Set exercise
Determine the number of lines in the data that include the word "students", and write only that number.

Source data

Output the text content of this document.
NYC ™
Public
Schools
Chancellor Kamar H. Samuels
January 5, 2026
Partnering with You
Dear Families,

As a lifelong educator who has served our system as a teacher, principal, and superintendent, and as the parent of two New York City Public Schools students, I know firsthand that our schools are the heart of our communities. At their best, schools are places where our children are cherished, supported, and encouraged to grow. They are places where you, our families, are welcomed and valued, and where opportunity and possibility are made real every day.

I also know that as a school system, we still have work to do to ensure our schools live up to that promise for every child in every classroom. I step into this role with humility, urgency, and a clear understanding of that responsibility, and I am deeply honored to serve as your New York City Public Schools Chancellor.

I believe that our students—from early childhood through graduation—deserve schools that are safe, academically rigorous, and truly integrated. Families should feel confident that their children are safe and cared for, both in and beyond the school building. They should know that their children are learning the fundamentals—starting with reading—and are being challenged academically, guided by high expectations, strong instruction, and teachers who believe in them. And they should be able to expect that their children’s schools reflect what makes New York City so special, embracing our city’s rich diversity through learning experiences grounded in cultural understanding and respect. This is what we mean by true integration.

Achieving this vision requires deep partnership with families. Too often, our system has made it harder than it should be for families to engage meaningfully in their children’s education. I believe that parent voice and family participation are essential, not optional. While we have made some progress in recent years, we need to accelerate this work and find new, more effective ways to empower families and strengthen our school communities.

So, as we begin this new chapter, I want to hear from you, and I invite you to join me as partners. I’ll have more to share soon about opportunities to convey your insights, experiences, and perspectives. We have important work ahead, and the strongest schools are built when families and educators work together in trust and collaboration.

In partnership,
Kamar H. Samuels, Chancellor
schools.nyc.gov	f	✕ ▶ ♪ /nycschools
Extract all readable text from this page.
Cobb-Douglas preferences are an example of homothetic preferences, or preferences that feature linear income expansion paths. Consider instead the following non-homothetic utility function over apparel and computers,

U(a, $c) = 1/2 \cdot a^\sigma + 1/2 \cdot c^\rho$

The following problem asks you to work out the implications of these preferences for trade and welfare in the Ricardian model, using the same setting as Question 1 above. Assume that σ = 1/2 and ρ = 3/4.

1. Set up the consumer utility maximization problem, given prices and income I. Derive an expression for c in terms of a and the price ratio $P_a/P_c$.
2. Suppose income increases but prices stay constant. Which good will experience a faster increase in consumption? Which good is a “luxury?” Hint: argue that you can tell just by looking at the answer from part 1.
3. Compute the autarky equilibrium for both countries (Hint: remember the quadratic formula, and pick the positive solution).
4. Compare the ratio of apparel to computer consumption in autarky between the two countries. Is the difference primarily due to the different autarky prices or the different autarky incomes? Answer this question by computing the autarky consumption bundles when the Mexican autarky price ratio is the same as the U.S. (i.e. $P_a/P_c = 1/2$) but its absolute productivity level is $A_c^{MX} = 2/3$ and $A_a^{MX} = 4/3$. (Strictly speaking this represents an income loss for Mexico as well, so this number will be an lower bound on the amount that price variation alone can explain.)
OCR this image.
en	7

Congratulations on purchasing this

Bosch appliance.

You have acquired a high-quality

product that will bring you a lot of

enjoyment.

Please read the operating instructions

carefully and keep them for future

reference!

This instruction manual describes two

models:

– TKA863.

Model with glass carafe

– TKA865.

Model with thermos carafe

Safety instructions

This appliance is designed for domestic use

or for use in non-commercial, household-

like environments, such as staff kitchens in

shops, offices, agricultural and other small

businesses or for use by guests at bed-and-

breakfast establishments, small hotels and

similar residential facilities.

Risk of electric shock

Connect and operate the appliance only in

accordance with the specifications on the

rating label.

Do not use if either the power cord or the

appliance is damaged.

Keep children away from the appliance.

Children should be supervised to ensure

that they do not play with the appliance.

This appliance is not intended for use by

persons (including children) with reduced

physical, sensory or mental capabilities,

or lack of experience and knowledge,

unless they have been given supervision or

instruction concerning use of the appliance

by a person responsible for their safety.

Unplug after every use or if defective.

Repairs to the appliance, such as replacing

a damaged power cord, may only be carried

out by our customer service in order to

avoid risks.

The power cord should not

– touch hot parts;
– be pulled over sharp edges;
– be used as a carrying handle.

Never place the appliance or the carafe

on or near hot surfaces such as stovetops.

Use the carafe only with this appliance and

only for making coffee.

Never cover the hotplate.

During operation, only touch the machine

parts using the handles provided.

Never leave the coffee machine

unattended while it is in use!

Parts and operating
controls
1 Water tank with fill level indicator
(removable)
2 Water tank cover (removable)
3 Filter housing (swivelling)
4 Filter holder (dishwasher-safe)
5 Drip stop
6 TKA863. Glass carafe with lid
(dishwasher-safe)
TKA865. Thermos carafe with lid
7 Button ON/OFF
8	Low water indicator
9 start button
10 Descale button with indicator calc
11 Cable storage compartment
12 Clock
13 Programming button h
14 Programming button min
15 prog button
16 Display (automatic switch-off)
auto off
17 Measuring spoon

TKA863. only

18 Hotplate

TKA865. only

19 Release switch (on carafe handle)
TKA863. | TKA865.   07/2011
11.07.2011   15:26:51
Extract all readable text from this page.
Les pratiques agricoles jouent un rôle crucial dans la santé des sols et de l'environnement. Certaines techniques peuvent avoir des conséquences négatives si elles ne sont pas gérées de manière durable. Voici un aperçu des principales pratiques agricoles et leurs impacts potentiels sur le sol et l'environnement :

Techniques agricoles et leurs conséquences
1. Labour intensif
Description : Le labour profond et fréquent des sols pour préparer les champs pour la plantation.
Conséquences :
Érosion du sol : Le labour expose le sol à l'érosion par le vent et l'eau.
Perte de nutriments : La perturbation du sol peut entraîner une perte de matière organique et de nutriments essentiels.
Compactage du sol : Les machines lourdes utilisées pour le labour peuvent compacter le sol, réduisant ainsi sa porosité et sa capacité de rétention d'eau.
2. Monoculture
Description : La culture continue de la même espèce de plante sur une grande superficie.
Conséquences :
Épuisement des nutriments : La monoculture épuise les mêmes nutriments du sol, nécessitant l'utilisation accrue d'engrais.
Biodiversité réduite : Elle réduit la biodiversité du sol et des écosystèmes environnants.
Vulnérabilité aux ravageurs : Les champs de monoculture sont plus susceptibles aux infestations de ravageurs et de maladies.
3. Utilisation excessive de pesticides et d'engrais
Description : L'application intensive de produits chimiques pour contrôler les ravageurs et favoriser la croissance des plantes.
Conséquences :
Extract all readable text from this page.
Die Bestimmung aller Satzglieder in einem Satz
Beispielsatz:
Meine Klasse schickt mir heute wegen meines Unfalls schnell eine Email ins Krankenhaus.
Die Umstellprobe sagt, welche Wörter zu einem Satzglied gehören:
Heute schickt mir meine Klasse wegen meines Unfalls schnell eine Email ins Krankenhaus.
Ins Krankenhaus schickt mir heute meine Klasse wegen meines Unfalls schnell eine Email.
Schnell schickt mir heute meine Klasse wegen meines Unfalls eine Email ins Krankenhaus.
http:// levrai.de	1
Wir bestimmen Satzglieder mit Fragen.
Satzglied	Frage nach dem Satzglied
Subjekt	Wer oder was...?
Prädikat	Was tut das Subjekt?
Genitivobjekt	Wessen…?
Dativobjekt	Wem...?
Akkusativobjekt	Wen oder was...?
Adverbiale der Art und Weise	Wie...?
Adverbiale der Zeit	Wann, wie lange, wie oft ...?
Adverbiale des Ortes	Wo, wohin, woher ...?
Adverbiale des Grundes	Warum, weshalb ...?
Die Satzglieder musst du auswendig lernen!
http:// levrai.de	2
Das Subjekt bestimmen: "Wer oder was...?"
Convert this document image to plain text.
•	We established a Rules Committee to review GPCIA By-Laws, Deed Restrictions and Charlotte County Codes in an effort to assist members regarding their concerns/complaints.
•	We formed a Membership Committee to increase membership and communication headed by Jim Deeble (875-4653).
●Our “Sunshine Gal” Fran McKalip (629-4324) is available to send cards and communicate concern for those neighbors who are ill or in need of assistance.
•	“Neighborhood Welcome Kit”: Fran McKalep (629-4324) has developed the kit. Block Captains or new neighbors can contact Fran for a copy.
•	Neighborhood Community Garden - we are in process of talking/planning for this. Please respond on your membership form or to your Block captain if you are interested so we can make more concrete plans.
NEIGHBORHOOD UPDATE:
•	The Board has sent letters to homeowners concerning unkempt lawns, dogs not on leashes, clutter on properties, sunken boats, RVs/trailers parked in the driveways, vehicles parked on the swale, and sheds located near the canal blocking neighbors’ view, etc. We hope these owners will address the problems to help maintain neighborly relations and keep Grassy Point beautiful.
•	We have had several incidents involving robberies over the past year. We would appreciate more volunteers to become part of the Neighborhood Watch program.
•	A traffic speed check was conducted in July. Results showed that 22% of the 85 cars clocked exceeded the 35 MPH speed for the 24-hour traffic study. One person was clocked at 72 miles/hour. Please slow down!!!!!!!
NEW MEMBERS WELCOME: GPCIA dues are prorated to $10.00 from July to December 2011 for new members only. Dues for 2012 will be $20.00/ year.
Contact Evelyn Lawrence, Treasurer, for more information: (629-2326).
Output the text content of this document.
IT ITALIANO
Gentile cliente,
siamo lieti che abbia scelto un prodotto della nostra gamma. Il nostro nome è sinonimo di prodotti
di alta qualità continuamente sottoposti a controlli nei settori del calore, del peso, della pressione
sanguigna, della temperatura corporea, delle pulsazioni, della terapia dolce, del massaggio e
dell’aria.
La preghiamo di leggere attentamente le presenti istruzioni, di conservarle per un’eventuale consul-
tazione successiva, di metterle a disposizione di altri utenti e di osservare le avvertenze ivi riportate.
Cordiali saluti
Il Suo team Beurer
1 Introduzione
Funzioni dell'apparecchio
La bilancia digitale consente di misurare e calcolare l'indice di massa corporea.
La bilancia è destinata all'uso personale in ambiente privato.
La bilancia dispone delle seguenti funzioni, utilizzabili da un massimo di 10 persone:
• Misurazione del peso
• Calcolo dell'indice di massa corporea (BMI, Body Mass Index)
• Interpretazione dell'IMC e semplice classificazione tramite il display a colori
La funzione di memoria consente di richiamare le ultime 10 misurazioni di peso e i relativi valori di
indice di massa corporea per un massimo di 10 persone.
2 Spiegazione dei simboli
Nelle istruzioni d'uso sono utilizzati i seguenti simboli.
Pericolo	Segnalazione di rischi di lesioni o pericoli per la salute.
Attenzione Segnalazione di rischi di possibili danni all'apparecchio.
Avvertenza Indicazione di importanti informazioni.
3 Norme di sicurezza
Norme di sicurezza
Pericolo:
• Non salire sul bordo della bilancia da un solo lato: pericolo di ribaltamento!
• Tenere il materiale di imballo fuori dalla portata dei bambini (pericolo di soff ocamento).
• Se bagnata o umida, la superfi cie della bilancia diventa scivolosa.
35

Written answer
2